***** INPUT ROWS
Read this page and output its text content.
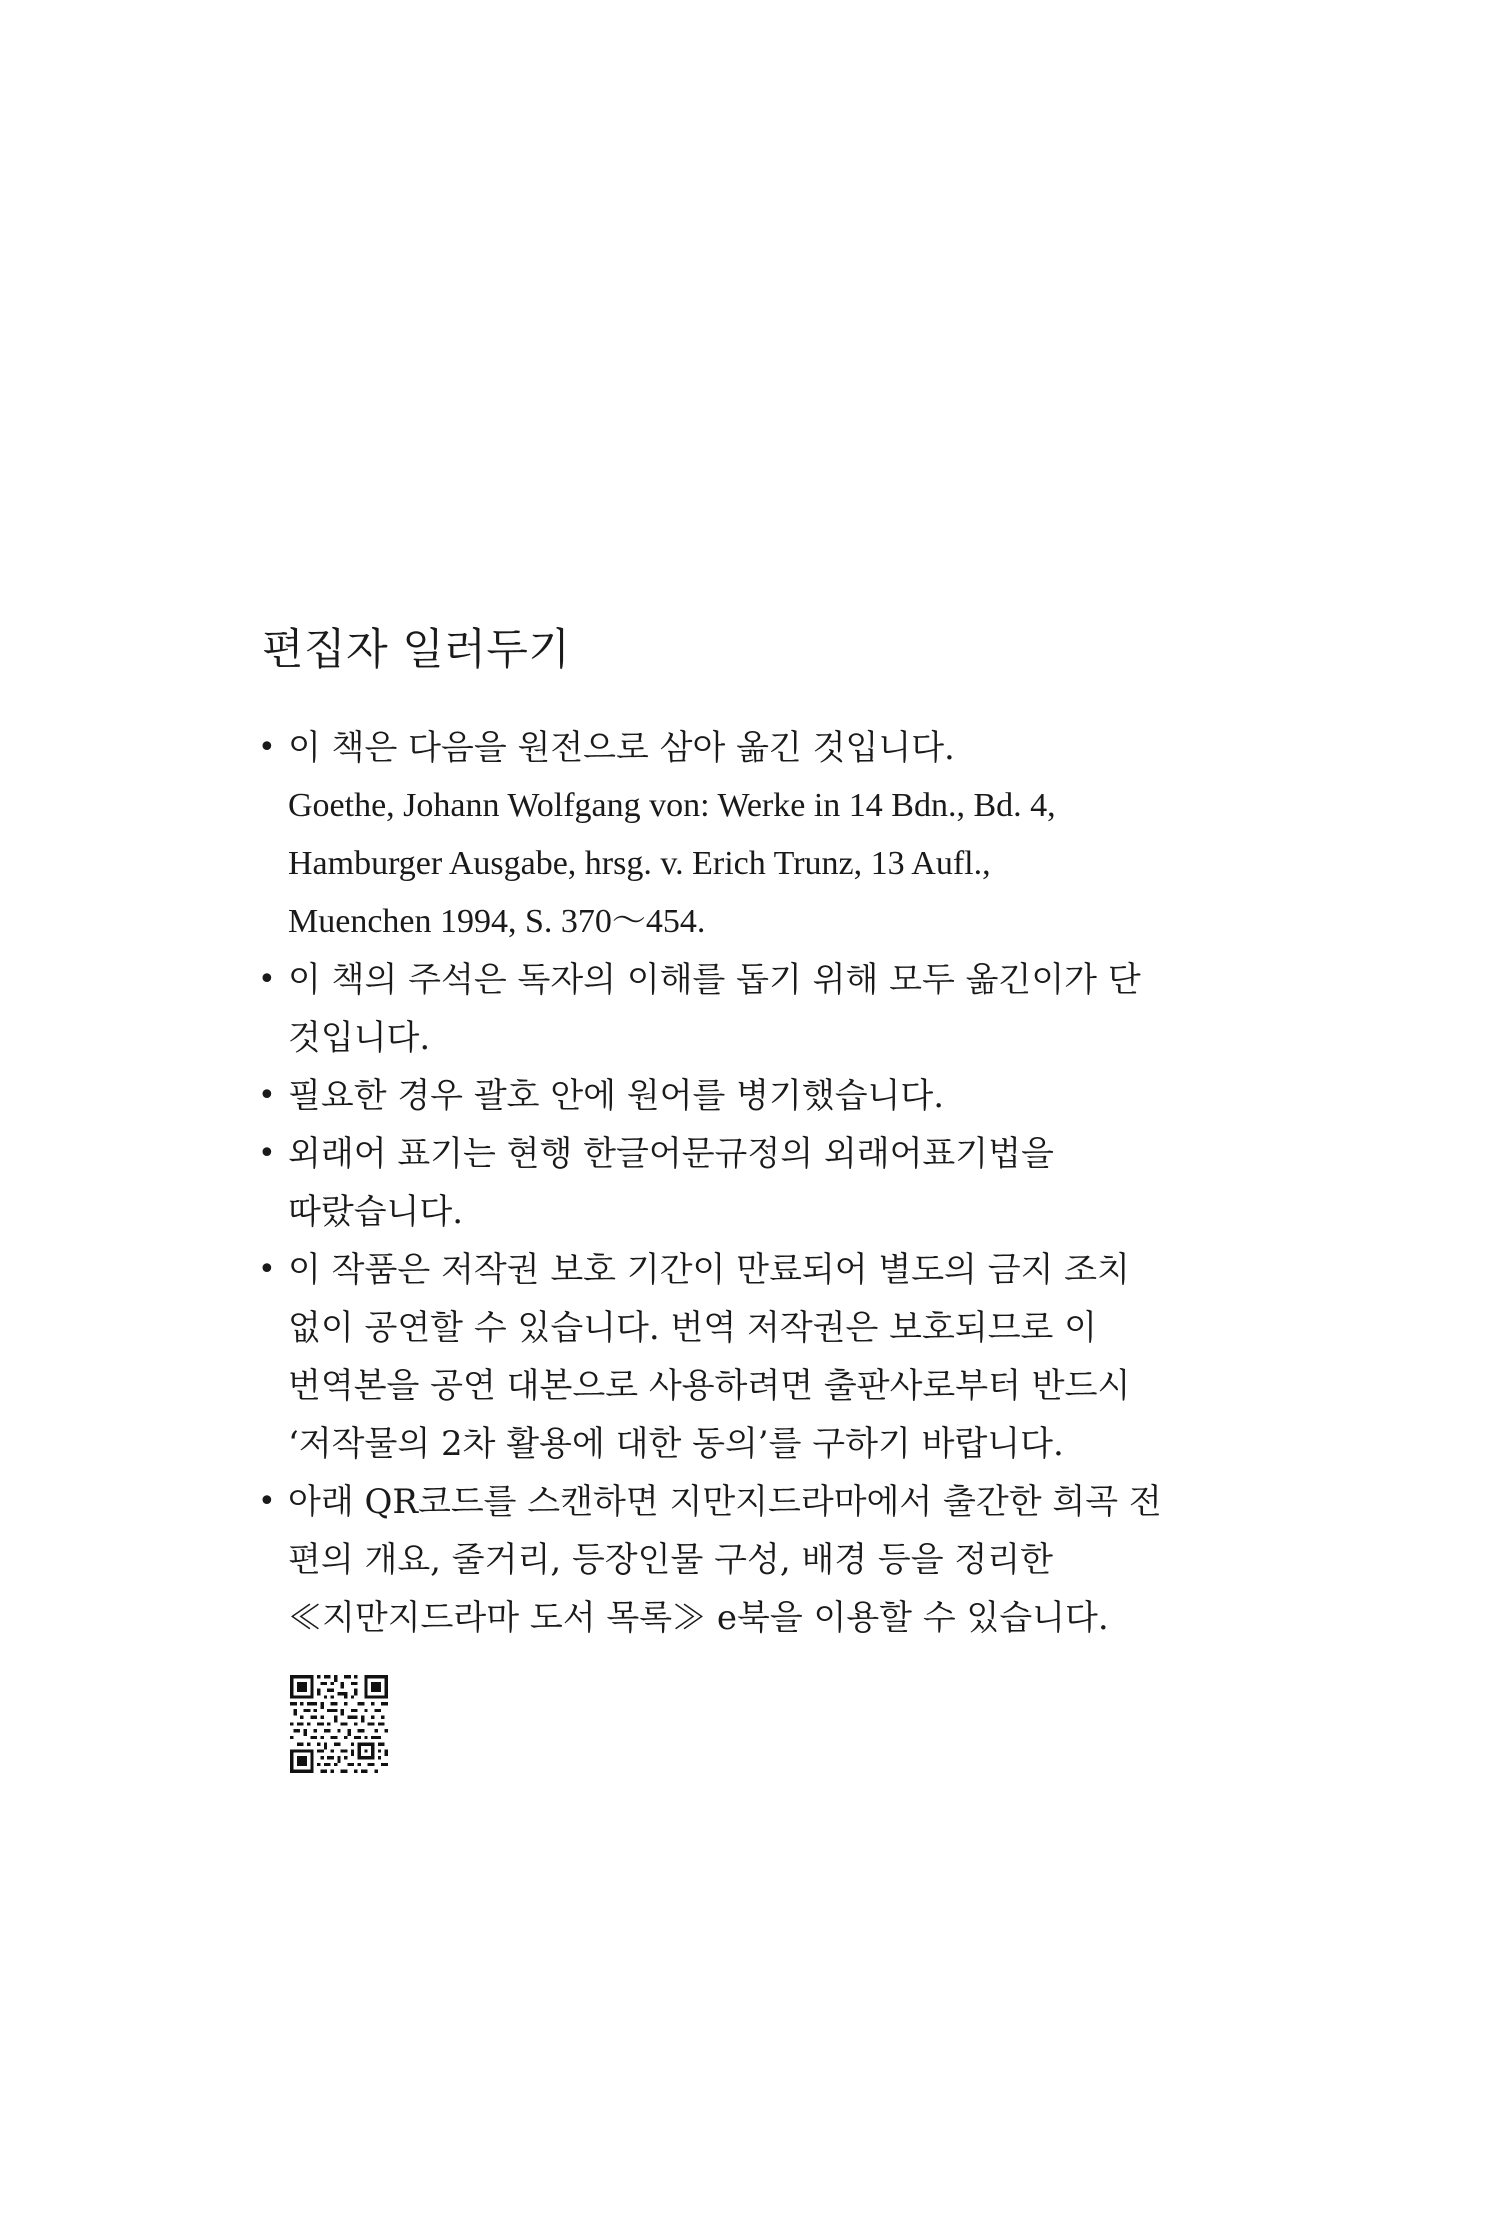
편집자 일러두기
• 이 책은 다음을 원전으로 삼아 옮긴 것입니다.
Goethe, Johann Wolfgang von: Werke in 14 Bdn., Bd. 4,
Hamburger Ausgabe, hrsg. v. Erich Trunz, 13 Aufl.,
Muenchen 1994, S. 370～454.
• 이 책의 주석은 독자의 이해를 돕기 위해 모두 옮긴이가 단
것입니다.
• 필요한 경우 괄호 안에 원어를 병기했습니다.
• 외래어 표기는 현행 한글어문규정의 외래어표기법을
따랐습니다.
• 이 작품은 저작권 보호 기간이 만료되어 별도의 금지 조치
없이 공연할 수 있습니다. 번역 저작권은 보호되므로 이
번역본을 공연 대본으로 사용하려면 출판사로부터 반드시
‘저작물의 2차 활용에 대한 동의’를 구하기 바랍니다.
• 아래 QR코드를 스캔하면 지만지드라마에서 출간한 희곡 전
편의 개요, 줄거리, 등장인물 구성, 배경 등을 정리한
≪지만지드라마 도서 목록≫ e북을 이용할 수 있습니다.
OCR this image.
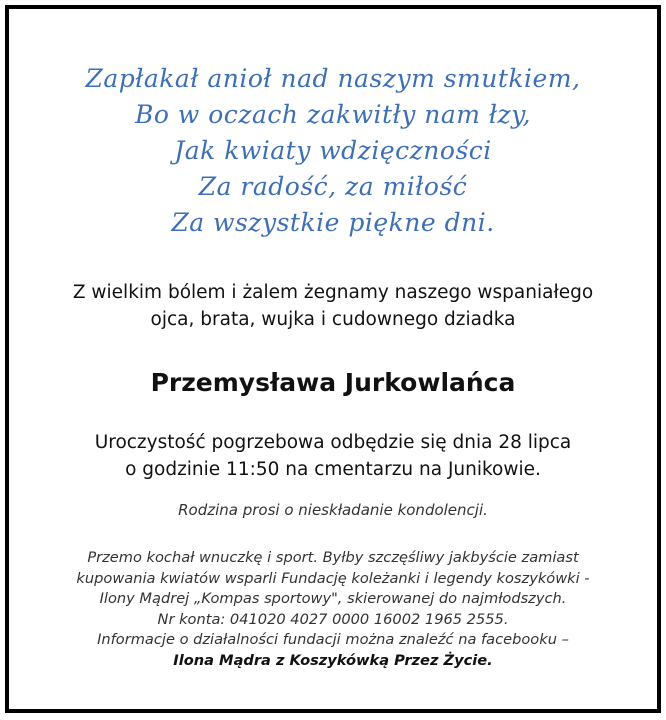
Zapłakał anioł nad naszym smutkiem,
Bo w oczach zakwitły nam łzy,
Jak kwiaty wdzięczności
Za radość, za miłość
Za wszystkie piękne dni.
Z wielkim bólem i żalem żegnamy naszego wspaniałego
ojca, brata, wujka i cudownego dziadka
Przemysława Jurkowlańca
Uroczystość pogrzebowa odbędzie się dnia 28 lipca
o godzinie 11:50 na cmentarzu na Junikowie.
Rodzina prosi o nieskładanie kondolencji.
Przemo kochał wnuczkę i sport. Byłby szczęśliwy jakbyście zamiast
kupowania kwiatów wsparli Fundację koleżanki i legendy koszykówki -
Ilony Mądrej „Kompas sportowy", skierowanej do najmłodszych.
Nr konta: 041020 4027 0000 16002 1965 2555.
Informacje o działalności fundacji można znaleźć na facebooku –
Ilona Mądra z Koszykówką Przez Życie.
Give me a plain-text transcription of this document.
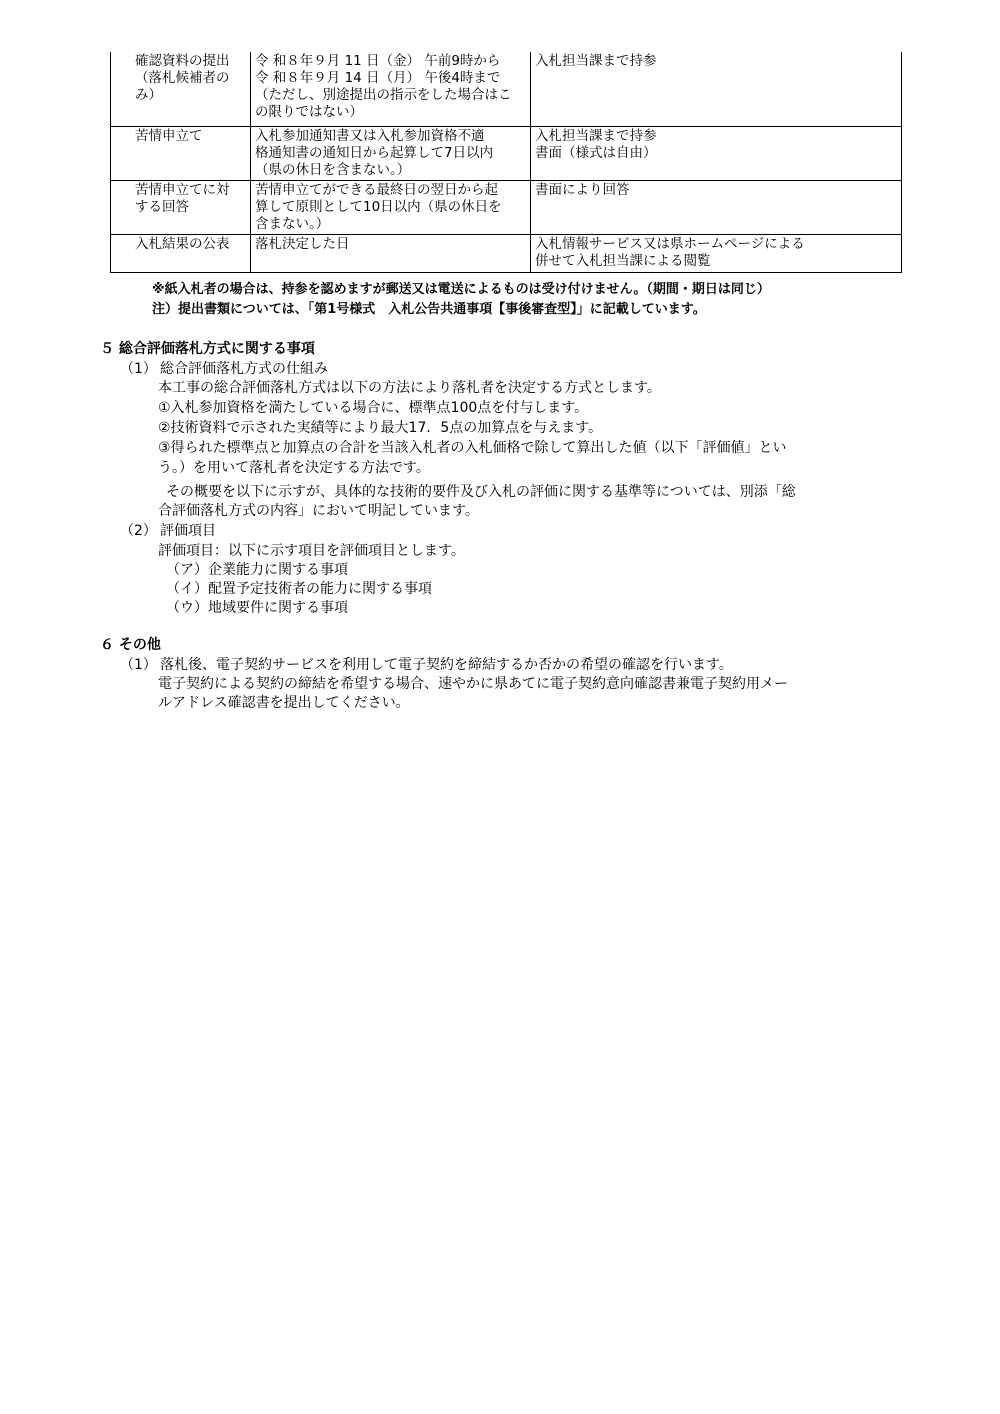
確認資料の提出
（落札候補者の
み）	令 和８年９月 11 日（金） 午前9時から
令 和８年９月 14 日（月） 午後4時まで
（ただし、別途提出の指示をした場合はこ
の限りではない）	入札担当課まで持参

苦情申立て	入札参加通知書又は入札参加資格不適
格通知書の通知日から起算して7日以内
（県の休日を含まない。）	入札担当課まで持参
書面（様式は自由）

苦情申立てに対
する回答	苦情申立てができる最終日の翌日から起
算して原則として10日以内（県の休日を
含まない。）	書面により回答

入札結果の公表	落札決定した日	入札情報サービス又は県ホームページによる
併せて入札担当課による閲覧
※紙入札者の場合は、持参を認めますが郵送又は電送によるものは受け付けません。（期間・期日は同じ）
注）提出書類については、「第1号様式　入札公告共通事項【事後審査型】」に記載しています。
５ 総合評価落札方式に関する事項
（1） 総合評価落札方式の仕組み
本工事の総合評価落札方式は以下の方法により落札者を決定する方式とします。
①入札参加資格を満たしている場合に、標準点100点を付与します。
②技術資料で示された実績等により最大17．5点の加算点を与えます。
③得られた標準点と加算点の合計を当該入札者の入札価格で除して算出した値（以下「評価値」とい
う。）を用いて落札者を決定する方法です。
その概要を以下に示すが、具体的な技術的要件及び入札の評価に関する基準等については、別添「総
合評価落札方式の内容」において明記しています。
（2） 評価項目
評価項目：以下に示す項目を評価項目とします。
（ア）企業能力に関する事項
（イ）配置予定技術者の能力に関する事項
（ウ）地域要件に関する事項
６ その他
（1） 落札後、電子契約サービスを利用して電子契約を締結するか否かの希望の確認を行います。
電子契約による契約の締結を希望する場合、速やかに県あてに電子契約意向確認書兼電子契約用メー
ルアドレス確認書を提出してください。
**********
#### WHAT TO DO
Quote the material word for word, dropping any images it holds.

#### TASK RESULT
Read this page and output its text content.
편집자 일러두기
• 이 책은 다음을 원전으로 삼아 옮긴 것입니다.
Goethe, Johann Wolfgang von: Werke in 14 Bdn., Bd. 4,
Hamburger Ausgabe, hrsg. v. Erich Trunz, 13 Aufl.,
Muenchen 1994, S. 370～454.
• 이 책의 주석은 독자의 이해를 돕기 위해 모두 옮긴이가 단
것입니다.
• 필요한 경우 괄호 안에 원어를 병기했습니다.
• 외래어 표기는 현행 한글어문규정의 외래어표기법을
따랐습니다.
• 이 작품은 저작권 보호 기간이 만료되어 별도의 금지 조치
없이 공연할 수 있습니다. 번역 저작권은 보호되므로 이
번역본을 공연 대본으로 사용하려면 출판사로부터 반드시
‘저작물의 2차 활용에 대한 동의’를 구하기 바랍니다.
• 아래 QR코드를 스캔하면 지만지드라마에서 출간한 희곡 전
편의 개요, 줄거리, 등장인물 구성, 배경 등을 정리한
≪지만지드라마 도서 목록≫ e북을 이용할 수 있습니다.
OCR this image.
Zapłakał anioł nad naszym smutkiem,
Bo w oczach zakwitły nam łzy,
Jak kwiaty wdzięczności
Za radość, za miłość
Za wszystkie piękne dni.
Z wielkim bólem i żalem żegnamy naszego wspaniałego
ojca, brata, wujka i cudownego dziadka
Przemysława Jurkowlańca
Uroczystość pogrzebowa odbędzie się dnia 28 lipca
o godzinie 11:50 na cmentarzu na Junikowie.
Rodzina prosi o nieskładanie kondolencji.
Przemo kochał wnuczkę i sport. Byłby szczęśliwy jakbyście zamiast
kupowania kwiatów wsparli Fundację koleżanki i legendy koszykówki -
Ilony Mądrej „Kompas sportowy", skierowanej do najmłodszych.
Nr konta: 041020 4027 0000 16002 1965 2555.
Informacje o działalności fundacji można znaleźć na facebooku –
Ilona Mądra z Koszykówką Przez Życie.
Give me a plain-text transcription of this document.
確認資料の提出
（落札候補者の
み）	令 和８年９月 11 日（金） 午前9時から
令 和８年９月 14 日（月） 午後4時まで
（ただし、別途提出の指示をした場合はこ
の限りではない）	入札担当課まで持参

苦情申立て	入札参加通知書又は入札参加資格不適
格通知書の通知日から起算して7日以内
（県の休日を含まない。）	入札担当課まで持参
書面（様式は自由）

苦情申立てに対
する回答	苦情申立てができる最終日の翌日から起
算して原則として10日以内（県の休日を
含まない。）	書面により回答

入札結果の公表	落札決定した日	入札情報サービス又は県ホームページによる
併せて入札担当課による閲覧
※紙入札者の場合は、持参を認めますが郵送又は電送によるものは受け付けません。（期間・期日は同じ）
注）提出書類については、「第1号様式　入札公告共通事項【事後審査型】」に記載しています。
５ 総合評価落札方式に関する事項
（1） 総合評価落札方式の仕組み
本工事の総合評価落札方式は以下の方法により落札者を決定する方式とします。
①入札参加資格を満たしている場合に、標準点100点を付与します。
②技術資料で示された実績等により最大17．5点の加算点を与えます。
③得られた標準点と加算点の合計を当該入札者の入札価格で除して算出した値（以下「評価値」とい
う。）を用いて落札者を決定する方法です。
その概要を以下に示すが、具体的な技術的要件及び入札の評価に関する基準等については、別添「総
合評価落札方式の内容」において明記しています。
（2） 評価項目
評価項目：以下に示す項目を評価項目とします。
（ア）企業能力に関する事項
（イ）配置予定技術者の能力に関する事項
（ウ）地域要件に関する事項
６ その他
（1） 落札後、電子契約サービスを利用して電子契約を締結するか否かの希望の確認を行います。
電子契約による契約の締結を希望する場合、速やかに県あてに電子契約意向確認書兼電子契約用メー
ルアドレス確認書を提出してください。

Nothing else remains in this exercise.